■ Given instruction: Look through the records below and give the number of lines holding the string "marker", nothing more.

■ Task input:
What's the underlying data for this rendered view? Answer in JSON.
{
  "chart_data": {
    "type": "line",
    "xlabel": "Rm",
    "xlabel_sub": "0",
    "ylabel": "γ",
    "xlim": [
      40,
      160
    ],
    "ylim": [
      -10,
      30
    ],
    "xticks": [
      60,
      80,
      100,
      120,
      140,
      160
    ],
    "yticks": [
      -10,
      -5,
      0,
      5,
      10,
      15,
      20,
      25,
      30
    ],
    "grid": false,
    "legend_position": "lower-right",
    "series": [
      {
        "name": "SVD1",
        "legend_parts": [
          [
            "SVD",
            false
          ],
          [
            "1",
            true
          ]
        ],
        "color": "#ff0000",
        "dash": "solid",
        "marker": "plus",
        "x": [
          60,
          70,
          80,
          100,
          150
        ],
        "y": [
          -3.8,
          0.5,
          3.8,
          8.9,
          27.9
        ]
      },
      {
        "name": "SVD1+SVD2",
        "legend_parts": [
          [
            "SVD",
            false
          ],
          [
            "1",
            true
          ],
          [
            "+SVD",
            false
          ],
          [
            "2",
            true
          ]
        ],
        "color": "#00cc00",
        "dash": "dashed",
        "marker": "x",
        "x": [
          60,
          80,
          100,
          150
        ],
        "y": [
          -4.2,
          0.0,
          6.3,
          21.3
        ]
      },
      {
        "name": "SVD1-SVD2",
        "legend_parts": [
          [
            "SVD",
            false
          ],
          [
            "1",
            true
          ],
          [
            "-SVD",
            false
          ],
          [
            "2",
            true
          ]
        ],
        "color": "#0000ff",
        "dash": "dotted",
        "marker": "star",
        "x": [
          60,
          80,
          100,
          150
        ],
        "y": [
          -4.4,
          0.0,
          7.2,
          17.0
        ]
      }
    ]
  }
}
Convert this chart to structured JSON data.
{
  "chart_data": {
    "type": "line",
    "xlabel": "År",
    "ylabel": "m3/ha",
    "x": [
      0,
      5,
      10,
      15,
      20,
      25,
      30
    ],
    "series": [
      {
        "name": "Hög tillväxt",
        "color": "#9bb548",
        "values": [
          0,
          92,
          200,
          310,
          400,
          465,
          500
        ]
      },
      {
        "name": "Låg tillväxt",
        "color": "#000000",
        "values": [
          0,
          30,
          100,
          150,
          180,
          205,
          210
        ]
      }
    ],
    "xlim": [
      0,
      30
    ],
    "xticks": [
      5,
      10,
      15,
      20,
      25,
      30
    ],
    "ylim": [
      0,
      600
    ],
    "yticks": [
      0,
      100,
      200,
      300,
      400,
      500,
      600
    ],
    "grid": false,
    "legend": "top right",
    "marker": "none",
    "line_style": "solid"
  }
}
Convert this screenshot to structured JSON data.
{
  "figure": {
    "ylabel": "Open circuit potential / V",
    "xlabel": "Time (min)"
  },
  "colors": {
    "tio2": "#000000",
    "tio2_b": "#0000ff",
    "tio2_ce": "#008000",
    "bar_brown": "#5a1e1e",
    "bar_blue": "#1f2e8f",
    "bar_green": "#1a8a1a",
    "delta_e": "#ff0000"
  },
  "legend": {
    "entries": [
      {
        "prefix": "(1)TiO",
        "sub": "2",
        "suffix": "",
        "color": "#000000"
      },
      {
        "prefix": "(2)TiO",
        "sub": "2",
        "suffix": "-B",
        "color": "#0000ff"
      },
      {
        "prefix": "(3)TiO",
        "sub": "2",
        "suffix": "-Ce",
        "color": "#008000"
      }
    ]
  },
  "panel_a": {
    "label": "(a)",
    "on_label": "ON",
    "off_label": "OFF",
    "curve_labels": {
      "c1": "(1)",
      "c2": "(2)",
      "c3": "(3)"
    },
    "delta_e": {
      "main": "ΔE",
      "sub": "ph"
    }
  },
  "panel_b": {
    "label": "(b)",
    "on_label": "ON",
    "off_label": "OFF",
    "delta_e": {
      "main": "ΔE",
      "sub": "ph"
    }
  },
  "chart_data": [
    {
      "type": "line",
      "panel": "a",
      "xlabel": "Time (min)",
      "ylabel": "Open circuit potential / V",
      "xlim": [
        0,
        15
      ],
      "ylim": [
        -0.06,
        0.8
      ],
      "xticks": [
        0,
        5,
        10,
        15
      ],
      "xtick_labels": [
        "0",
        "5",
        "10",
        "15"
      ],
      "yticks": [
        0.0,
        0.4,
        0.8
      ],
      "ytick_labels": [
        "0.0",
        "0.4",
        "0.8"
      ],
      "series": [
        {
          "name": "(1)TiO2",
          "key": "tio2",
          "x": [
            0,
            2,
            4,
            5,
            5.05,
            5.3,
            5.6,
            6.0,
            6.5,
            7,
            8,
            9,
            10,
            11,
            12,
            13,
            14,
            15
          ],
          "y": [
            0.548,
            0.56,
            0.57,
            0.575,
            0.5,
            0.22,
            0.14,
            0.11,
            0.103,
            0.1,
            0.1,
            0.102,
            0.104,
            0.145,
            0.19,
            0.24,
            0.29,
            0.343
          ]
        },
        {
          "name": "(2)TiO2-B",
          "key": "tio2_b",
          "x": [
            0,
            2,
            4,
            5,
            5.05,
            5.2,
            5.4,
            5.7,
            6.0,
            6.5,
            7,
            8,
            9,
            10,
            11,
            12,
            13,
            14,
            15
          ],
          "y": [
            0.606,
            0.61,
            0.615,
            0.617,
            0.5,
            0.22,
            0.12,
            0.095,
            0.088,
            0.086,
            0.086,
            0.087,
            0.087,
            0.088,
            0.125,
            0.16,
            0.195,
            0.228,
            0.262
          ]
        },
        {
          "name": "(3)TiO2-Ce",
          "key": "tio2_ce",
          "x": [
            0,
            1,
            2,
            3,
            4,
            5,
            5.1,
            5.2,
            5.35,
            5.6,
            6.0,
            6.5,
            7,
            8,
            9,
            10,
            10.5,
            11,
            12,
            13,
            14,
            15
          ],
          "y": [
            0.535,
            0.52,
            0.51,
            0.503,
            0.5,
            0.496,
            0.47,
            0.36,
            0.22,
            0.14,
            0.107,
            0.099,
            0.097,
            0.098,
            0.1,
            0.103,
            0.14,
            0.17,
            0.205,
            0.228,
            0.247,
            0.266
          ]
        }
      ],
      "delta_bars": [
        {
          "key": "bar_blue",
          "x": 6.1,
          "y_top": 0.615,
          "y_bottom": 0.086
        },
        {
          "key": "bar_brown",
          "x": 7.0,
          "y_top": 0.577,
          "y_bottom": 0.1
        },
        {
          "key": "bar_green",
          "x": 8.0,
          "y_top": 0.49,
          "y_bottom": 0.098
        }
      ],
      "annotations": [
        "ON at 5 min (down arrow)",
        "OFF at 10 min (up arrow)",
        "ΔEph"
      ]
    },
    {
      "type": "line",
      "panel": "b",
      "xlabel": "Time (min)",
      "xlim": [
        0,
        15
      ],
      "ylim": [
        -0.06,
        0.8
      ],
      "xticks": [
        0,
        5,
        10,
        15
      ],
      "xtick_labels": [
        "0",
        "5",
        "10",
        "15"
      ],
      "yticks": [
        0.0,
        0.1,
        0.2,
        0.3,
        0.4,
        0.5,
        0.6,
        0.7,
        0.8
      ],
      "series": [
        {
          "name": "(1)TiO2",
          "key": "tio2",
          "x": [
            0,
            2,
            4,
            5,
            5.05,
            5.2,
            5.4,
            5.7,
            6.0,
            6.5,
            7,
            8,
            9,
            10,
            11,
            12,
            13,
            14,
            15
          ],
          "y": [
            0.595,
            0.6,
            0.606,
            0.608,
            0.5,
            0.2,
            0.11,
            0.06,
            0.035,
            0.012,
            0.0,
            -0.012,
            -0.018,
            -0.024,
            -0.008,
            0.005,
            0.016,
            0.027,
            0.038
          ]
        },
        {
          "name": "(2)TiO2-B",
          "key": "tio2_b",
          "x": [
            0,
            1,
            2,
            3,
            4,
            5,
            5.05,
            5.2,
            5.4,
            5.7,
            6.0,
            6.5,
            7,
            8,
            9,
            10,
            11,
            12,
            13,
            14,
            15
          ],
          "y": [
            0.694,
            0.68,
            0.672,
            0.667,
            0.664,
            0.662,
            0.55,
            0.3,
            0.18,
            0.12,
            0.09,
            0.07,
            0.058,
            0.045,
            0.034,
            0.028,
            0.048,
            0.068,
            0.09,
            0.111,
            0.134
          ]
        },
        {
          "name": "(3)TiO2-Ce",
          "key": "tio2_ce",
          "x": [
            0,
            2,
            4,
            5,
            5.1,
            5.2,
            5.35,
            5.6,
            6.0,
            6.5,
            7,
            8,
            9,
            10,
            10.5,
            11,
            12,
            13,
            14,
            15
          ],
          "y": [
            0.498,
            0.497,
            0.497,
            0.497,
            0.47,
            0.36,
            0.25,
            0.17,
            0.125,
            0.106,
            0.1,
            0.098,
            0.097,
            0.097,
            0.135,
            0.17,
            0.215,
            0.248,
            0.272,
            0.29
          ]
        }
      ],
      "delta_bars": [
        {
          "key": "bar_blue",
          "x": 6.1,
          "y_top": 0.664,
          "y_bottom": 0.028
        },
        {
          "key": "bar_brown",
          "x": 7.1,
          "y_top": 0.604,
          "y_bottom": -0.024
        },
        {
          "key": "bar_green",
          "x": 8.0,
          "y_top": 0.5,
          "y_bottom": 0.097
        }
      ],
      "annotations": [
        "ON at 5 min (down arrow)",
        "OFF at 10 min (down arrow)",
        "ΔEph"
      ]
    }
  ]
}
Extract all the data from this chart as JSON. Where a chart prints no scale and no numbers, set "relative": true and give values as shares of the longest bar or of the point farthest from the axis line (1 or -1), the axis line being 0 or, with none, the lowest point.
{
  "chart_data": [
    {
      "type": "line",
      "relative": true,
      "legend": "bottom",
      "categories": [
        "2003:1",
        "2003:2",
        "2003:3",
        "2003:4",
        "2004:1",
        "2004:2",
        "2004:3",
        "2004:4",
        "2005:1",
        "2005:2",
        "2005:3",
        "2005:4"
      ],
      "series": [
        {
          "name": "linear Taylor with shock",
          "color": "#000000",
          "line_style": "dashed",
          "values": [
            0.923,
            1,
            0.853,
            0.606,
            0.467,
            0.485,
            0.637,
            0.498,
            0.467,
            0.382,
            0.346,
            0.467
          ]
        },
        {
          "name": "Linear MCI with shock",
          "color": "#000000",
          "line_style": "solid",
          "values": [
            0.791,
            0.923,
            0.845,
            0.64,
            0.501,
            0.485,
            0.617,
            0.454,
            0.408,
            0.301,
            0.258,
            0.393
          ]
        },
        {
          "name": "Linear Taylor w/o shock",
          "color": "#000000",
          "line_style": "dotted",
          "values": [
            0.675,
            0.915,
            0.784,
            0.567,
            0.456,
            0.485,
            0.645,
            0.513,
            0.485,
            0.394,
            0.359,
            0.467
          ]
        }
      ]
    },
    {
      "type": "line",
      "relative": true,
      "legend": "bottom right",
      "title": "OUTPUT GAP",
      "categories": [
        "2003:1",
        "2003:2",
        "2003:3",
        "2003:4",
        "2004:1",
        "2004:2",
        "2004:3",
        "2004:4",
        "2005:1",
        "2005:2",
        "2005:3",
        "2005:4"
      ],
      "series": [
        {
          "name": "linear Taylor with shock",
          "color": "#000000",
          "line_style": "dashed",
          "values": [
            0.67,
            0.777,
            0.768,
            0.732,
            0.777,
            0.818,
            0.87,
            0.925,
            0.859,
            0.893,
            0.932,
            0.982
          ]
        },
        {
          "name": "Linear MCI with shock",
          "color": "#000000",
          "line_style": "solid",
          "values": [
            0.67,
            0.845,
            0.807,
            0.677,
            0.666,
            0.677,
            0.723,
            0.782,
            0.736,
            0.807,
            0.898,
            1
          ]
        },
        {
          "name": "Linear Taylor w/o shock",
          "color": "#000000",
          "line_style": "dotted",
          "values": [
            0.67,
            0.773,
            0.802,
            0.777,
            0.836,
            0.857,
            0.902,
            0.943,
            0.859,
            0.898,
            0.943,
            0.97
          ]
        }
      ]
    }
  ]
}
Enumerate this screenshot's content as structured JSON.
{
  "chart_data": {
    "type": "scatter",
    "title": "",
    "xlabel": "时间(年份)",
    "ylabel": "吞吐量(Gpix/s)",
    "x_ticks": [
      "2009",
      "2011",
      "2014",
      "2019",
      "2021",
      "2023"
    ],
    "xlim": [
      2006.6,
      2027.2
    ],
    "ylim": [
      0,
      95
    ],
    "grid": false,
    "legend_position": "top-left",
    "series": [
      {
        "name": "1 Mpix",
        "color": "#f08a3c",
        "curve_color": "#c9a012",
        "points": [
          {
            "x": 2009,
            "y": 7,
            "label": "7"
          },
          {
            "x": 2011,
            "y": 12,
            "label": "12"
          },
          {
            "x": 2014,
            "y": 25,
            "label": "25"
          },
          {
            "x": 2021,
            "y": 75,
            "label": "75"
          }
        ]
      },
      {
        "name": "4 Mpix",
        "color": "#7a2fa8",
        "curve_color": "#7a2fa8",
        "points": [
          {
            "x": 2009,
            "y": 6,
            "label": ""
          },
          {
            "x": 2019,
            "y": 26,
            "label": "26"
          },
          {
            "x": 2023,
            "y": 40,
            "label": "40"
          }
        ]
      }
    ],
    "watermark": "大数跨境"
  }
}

■ Answer to the exercise: 4